### INSTRUCTIONS FOR THE TASK
Gather all lines containing the string "Accessibility" and copy them out.

### ENTRIES
━━━━━━━━━━━━━━━━━━━━━━━━━━━━━━
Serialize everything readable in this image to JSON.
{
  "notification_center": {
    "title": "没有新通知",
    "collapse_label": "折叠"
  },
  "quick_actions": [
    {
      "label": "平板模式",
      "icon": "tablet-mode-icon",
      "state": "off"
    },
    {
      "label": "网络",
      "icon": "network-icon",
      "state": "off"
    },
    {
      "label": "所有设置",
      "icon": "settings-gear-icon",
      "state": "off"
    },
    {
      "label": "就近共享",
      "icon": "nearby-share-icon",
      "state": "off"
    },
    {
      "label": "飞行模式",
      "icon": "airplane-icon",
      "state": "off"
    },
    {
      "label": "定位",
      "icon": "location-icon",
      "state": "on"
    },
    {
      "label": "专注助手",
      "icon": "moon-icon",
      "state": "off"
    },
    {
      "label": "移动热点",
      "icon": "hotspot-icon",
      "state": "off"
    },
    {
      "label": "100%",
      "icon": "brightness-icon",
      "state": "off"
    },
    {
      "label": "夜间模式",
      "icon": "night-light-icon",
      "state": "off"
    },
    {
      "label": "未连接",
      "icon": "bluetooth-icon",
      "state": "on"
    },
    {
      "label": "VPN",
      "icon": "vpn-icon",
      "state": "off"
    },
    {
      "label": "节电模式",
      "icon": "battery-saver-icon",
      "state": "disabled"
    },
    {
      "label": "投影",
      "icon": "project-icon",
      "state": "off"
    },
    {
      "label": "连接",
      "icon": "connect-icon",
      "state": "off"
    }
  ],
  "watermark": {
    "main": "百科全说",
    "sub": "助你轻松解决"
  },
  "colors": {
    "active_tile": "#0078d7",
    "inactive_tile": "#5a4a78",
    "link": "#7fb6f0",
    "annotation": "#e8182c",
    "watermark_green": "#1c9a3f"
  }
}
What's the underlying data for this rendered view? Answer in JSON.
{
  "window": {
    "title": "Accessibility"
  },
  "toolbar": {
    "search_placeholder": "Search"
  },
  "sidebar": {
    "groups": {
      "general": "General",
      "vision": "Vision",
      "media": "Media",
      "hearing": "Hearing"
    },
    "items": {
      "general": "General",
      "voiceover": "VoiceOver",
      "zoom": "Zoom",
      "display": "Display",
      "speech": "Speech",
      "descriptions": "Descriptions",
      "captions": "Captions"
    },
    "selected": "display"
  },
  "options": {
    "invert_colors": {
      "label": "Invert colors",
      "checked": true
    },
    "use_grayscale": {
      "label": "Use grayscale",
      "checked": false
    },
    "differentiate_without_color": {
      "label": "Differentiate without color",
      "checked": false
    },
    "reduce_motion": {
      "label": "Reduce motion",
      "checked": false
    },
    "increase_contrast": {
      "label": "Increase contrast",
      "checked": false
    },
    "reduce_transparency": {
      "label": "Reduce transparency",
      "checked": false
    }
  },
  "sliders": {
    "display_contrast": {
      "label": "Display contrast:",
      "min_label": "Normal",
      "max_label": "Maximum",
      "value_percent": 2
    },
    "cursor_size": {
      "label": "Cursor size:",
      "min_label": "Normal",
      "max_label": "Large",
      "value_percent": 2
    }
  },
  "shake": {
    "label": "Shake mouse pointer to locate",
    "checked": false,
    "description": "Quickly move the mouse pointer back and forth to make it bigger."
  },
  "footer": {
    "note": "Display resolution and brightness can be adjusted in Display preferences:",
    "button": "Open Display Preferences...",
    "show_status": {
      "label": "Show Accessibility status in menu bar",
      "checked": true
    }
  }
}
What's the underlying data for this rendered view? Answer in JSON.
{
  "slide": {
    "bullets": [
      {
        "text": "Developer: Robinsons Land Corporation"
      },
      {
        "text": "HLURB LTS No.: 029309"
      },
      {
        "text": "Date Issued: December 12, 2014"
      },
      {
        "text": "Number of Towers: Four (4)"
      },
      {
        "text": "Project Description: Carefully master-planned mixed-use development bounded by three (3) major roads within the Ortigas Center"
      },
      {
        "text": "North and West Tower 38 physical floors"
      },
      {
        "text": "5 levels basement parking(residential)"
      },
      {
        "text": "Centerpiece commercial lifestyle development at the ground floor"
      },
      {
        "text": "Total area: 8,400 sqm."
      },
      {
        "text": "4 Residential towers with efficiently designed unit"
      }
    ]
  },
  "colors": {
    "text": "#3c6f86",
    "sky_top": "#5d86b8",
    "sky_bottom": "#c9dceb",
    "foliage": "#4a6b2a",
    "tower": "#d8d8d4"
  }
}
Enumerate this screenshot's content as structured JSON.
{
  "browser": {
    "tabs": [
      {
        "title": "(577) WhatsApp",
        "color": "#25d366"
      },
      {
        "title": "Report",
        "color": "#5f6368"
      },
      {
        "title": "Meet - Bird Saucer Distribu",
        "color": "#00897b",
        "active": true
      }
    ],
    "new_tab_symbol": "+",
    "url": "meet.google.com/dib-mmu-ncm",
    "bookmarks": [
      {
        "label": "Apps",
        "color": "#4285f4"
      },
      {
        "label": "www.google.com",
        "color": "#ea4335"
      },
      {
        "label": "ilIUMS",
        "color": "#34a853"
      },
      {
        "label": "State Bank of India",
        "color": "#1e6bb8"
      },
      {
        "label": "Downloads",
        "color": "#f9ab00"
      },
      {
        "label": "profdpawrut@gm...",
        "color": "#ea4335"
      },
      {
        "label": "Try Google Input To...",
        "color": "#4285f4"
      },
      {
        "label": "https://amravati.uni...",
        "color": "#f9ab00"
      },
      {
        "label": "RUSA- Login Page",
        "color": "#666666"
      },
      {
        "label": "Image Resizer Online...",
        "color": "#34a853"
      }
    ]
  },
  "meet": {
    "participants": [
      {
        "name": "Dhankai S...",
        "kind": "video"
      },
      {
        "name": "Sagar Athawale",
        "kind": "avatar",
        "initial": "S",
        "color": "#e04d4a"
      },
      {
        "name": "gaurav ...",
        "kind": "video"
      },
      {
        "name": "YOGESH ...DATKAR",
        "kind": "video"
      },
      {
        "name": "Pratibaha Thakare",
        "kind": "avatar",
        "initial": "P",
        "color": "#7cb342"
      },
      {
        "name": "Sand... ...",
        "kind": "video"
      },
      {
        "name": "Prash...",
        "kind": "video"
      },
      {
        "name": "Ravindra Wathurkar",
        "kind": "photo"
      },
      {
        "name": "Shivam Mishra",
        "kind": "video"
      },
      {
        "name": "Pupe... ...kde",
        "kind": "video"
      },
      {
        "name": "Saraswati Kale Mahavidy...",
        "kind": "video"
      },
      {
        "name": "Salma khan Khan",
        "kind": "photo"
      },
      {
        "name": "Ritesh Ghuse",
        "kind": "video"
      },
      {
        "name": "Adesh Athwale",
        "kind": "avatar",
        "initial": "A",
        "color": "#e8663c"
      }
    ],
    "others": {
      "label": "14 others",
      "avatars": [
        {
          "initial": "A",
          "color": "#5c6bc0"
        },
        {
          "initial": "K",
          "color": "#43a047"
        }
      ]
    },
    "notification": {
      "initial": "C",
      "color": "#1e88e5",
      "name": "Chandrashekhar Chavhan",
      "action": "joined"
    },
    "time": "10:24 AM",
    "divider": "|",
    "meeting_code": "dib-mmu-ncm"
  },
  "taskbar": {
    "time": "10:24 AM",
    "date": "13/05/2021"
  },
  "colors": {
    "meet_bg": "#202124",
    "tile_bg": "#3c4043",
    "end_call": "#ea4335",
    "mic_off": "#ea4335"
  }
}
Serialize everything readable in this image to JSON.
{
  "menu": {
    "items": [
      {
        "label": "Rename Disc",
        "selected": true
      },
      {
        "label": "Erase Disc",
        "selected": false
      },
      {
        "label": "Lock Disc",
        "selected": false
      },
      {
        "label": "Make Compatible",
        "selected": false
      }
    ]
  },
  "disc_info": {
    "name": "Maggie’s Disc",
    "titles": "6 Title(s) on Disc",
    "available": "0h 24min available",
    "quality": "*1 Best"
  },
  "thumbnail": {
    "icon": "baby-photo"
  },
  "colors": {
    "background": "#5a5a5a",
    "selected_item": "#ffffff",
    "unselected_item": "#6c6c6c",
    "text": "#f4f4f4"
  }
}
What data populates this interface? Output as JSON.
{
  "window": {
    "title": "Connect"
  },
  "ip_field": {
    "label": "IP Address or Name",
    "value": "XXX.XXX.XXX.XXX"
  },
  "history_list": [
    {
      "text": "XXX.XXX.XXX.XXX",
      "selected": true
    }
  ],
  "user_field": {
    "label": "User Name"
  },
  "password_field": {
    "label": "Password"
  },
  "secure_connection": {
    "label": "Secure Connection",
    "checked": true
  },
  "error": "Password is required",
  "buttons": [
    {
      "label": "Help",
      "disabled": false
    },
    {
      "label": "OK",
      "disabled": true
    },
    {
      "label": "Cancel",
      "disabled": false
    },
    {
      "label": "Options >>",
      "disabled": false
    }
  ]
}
━━━━━━━━━━━━━━━━━━━━━━━━━━━━━━
### SOLUTION TO THE PROBLEM
    "title": "Accessibility"
      "label": "Show Accessibility status in menu bar",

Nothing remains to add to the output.